Task brief -
How many lines in the listing below include the word "imkoniyatini"? Reply with the count alone.

Saved data entries
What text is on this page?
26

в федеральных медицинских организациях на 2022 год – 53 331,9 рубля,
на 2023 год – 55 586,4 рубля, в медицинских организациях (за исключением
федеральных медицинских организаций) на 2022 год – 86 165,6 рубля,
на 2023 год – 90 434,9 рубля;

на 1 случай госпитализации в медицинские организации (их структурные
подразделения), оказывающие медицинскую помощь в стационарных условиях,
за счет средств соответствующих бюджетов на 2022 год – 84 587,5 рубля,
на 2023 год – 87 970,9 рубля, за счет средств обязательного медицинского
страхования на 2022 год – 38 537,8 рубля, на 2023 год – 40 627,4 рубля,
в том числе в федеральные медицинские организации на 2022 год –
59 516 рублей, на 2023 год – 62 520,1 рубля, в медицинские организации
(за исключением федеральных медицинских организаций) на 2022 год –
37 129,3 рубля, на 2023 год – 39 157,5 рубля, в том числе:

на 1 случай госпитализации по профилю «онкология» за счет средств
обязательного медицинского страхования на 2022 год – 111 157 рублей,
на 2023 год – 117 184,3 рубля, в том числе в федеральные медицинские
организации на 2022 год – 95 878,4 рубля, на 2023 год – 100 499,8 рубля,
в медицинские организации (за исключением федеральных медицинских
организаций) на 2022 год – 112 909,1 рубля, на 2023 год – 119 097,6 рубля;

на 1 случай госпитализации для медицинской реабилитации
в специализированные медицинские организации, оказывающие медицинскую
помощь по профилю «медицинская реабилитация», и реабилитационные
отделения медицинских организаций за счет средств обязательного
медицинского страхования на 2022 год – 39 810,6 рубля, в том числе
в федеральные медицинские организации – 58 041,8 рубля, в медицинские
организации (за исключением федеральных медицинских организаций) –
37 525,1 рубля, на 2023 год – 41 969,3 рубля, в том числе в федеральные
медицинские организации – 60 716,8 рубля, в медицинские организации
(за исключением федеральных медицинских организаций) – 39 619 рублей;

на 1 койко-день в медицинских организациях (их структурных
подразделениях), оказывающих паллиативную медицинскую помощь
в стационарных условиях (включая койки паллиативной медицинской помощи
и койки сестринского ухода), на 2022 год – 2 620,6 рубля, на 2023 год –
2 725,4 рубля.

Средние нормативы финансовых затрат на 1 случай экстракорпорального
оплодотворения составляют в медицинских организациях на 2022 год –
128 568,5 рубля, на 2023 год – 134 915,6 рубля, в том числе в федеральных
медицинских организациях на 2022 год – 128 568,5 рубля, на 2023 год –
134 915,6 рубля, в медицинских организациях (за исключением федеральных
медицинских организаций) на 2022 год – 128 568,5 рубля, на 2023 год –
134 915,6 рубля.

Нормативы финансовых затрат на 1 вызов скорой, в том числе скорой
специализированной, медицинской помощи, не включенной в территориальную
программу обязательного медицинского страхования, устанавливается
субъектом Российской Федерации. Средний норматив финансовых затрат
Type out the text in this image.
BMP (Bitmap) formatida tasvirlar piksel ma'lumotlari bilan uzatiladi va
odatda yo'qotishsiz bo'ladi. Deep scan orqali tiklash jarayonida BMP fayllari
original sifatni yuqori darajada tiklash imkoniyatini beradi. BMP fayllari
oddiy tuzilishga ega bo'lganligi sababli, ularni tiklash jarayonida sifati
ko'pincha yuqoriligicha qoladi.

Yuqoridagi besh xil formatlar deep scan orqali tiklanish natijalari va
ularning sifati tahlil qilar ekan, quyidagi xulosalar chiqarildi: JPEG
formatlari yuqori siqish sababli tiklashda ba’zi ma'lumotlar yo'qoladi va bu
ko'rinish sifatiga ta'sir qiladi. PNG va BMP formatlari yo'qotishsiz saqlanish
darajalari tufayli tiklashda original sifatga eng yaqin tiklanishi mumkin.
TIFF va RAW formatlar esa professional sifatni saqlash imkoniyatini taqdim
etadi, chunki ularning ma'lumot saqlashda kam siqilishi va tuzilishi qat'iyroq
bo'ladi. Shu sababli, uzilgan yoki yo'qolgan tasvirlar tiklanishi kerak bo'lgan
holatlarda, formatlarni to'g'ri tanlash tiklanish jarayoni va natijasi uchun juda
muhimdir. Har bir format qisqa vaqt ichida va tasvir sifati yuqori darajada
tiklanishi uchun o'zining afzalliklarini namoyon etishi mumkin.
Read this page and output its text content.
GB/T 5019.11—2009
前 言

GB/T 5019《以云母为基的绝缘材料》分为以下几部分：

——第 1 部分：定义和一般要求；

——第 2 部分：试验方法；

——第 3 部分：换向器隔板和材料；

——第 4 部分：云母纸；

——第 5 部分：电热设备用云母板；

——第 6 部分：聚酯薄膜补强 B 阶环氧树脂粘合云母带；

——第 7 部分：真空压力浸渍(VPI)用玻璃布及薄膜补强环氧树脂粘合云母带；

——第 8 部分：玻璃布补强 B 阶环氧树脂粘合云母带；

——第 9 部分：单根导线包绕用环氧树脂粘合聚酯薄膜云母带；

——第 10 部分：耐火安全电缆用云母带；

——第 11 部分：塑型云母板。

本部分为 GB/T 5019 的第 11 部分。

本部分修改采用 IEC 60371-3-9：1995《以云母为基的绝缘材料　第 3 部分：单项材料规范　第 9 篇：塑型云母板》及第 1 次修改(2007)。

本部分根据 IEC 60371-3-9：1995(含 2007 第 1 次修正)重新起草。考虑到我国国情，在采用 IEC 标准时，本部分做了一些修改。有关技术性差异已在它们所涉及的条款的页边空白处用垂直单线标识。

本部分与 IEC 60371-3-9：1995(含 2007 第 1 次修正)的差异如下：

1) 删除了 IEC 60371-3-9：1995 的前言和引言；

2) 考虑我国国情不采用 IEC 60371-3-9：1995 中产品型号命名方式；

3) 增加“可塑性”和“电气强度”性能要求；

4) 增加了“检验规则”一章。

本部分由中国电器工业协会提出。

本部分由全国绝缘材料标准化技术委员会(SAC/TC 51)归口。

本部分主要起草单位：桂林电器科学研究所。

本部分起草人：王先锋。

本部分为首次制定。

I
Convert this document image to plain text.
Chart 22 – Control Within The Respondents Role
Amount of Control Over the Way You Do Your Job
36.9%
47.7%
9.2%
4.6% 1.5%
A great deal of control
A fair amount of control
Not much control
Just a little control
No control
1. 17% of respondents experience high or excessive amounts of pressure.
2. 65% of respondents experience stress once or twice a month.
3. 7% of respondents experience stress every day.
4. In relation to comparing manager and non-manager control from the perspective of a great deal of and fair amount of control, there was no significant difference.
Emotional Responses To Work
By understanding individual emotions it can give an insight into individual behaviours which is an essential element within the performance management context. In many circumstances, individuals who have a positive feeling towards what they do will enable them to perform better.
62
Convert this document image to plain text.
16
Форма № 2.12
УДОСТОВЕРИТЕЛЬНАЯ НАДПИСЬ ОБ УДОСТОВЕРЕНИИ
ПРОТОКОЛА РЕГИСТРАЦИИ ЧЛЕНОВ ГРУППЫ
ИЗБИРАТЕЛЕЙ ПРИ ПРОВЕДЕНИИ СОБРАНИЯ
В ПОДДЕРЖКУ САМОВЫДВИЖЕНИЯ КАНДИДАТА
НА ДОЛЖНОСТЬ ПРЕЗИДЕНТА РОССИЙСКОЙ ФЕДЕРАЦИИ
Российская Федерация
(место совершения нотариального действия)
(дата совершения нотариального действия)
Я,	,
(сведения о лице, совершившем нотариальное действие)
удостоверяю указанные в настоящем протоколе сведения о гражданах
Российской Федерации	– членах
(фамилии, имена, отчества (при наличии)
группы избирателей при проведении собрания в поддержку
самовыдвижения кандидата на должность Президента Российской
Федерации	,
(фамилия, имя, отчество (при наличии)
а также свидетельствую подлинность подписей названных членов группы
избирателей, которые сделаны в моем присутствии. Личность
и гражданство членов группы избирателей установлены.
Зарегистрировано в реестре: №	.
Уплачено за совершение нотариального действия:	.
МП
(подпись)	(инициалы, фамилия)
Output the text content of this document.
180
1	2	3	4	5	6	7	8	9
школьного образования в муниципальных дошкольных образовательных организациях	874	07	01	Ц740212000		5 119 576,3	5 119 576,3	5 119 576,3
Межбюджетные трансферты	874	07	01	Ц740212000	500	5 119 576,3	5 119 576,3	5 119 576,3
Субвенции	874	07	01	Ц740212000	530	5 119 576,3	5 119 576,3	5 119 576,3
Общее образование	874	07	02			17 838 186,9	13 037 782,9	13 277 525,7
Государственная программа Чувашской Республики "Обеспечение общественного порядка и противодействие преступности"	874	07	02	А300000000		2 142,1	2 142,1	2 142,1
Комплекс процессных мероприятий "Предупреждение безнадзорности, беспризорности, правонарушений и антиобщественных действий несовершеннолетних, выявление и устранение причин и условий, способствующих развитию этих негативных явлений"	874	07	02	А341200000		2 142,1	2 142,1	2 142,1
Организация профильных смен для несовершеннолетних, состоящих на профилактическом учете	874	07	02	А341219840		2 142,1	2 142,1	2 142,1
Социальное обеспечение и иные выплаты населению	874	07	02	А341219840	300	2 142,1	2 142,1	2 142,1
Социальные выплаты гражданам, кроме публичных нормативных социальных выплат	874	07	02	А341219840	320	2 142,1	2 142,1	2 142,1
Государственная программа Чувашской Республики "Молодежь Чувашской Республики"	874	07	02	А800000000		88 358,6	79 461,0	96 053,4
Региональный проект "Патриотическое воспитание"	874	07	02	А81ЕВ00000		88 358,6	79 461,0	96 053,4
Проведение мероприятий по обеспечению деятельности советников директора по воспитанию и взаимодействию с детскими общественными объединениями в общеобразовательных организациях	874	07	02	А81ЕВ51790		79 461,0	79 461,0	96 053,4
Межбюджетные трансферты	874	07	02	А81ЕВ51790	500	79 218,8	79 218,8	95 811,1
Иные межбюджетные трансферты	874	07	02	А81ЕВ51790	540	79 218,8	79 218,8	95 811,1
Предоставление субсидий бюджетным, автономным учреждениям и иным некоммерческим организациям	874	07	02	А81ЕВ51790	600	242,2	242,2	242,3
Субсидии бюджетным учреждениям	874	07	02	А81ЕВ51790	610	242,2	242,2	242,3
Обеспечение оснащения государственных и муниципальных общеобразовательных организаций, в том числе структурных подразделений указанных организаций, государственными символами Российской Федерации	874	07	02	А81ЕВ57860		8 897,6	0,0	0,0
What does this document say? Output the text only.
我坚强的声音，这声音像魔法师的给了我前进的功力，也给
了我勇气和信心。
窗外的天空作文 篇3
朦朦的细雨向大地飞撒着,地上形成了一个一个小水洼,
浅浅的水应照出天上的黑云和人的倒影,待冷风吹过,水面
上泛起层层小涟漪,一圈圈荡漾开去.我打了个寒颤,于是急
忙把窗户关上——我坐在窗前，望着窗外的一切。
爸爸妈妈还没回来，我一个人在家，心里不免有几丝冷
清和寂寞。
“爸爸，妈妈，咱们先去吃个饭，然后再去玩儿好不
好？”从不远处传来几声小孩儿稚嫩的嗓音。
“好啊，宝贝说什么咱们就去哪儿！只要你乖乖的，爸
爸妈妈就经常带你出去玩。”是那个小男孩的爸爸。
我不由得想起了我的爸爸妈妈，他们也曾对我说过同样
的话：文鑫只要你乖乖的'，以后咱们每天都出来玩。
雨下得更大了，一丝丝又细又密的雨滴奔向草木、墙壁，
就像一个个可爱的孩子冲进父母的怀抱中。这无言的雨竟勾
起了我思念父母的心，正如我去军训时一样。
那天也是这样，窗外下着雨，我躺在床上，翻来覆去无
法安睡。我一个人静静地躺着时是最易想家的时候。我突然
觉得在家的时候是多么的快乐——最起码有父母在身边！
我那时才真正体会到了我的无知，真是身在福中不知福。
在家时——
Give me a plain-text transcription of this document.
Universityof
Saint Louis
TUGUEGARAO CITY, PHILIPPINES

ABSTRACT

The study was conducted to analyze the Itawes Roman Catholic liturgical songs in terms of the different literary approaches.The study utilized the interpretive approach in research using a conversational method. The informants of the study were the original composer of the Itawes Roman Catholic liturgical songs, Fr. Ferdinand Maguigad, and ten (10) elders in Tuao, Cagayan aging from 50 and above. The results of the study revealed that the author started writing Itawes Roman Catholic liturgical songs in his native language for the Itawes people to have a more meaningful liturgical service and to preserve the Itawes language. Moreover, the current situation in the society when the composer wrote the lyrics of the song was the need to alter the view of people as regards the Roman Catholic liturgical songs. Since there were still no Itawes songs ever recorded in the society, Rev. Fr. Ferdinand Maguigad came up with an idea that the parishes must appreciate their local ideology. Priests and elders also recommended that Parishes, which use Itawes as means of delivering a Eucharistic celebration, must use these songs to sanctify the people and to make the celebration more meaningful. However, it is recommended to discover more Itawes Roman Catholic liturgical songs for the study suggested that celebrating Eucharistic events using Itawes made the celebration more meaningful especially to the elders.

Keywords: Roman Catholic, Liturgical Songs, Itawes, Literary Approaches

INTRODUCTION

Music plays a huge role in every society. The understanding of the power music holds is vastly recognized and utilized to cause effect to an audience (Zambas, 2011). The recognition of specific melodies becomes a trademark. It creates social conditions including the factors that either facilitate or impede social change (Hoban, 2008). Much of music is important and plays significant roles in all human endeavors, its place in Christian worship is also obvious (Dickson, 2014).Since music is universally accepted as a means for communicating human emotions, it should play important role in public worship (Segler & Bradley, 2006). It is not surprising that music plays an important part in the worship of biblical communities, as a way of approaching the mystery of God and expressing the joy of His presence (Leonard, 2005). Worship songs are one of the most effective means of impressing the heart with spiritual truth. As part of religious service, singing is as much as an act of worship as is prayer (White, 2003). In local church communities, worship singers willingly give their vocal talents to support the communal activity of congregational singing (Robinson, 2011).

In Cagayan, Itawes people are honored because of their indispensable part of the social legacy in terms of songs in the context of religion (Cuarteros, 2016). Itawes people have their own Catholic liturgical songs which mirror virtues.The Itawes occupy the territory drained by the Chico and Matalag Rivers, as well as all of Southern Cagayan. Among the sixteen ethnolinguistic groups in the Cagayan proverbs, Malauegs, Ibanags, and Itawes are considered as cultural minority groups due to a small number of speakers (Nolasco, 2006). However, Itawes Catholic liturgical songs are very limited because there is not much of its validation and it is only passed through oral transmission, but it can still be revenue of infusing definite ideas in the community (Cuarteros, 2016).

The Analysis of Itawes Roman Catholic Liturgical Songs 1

Task output -
2